Exercise task. Report each line of the data that has "color" somewhere in it.

Items from a data source
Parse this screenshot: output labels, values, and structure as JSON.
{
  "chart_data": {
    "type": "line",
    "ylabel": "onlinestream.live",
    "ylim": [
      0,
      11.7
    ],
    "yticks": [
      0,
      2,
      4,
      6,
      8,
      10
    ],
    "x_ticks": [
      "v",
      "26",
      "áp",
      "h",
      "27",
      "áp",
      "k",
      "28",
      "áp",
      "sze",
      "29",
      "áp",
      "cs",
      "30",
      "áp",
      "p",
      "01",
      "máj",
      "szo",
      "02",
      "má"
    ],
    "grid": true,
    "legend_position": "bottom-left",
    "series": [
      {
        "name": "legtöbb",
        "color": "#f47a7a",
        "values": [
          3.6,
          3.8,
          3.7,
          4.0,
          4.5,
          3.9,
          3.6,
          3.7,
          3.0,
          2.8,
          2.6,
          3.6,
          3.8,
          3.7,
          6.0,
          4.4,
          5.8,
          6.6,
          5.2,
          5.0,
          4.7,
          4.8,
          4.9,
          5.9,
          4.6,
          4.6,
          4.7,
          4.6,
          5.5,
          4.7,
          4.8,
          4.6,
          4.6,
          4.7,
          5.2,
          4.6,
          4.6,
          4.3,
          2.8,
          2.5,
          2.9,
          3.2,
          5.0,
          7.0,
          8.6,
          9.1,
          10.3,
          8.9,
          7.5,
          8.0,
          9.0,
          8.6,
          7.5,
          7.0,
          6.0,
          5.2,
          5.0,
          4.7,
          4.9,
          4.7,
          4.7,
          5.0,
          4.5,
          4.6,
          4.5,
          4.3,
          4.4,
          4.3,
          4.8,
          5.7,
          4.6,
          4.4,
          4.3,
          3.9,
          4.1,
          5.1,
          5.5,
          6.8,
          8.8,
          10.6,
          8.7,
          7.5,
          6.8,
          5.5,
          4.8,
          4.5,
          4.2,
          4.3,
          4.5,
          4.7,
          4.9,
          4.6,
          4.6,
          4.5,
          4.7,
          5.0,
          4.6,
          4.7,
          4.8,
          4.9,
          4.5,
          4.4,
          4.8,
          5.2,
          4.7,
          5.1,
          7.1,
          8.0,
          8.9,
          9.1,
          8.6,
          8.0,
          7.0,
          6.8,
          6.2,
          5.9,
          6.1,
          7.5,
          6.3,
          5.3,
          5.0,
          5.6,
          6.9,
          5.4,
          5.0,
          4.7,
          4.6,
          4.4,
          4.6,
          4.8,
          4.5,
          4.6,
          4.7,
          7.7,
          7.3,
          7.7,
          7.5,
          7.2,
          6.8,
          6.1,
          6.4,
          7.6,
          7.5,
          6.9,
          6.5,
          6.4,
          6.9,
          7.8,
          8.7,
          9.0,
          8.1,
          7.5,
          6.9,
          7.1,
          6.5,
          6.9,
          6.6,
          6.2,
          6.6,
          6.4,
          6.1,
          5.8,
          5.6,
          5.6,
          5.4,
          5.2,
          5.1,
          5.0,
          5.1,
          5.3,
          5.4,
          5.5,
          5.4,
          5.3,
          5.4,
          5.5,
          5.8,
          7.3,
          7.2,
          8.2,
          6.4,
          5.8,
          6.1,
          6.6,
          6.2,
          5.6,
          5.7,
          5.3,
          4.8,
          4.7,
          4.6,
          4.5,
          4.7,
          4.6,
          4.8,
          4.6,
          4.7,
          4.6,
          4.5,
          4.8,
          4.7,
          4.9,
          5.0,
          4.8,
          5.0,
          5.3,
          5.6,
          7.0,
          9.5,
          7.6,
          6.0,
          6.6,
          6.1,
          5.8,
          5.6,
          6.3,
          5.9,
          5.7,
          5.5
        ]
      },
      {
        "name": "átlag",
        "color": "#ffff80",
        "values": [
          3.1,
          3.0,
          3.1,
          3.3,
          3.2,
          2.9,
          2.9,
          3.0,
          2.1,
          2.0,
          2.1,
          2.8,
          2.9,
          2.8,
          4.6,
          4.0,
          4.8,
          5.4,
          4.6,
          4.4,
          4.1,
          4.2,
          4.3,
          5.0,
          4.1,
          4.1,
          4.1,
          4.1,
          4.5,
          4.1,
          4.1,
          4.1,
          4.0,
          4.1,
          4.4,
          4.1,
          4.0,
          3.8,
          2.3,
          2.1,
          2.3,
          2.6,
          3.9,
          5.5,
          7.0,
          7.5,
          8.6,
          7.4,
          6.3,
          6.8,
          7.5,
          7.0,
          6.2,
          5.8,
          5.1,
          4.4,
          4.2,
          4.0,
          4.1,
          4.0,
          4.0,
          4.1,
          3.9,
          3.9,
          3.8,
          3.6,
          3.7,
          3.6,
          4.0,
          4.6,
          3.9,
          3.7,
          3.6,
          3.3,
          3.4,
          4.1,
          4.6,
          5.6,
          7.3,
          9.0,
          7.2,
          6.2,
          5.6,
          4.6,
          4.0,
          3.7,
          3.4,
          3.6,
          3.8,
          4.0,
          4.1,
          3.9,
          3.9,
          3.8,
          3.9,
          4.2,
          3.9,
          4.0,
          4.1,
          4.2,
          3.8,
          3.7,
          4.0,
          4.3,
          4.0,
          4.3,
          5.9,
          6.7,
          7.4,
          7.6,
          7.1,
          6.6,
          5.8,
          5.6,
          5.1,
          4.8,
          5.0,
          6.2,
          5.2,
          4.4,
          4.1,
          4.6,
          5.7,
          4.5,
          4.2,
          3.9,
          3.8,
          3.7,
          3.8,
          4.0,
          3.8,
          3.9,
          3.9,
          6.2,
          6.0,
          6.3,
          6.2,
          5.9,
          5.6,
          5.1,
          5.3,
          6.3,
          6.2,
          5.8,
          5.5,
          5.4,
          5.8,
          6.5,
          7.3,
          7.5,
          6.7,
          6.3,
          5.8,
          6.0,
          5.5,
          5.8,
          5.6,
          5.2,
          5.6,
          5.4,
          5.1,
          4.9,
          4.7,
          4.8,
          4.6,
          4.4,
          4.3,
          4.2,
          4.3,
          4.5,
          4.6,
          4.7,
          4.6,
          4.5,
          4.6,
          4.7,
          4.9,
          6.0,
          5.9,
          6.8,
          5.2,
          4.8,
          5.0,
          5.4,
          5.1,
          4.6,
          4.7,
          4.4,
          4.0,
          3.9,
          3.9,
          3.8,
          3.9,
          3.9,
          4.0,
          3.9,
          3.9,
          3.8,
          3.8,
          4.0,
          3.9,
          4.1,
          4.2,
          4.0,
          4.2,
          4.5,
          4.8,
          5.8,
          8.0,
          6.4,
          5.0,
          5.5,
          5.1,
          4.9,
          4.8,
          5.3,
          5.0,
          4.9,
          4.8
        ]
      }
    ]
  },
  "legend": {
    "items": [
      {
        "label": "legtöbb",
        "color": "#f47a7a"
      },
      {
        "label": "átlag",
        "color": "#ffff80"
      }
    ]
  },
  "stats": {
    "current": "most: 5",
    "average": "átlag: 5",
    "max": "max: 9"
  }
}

Solution for this problem.
        "color": "#f47a7a",
        "color": "#ffff80",
        "color": "#f47a7a"
        "color": "#ffff80"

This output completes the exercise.